• **Directions for this task**: From the listing, collect all lines containing the word "Pool".
+++ Exercise inputs
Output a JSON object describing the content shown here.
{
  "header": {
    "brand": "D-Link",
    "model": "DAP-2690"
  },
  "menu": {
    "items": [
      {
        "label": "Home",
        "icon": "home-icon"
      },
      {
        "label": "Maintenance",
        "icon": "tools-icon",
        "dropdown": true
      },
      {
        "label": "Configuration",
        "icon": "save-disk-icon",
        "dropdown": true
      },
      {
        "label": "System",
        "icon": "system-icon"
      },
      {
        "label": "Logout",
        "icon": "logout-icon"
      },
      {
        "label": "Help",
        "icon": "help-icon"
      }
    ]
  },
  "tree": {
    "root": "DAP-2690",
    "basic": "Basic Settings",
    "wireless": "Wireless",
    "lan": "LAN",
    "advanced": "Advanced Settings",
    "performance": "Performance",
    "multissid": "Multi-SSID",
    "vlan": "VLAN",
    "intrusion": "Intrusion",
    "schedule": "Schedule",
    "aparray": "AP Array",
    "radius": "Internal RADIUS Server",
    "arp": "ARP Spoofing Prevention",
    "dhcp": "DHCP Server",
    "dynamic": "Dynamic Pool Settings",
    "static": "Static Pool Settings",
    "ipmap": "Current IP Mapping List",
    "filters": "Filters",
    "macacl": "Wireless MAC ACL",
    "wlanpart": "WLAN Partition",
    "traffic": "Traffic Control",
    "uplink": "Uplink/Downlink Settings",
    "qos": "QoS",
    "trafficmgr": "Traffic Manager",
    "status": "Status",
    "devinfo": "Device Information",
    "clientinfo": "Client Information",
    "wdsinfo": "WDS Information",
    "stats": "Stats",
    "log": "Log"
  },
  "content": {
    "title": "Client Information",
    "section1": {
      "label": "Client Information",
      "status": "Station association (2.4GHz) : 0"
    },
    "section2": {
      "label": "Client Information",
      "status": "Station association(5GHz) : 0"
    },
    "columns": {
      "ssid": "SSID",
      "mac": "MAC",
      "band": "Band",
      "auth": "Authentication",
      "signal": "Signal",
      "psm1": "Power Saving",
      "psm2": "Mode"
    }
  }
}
++++++
• **The answer**:
    "dynamic": "Dynamic Pool Settings",
    "static": "Static Pool Settings",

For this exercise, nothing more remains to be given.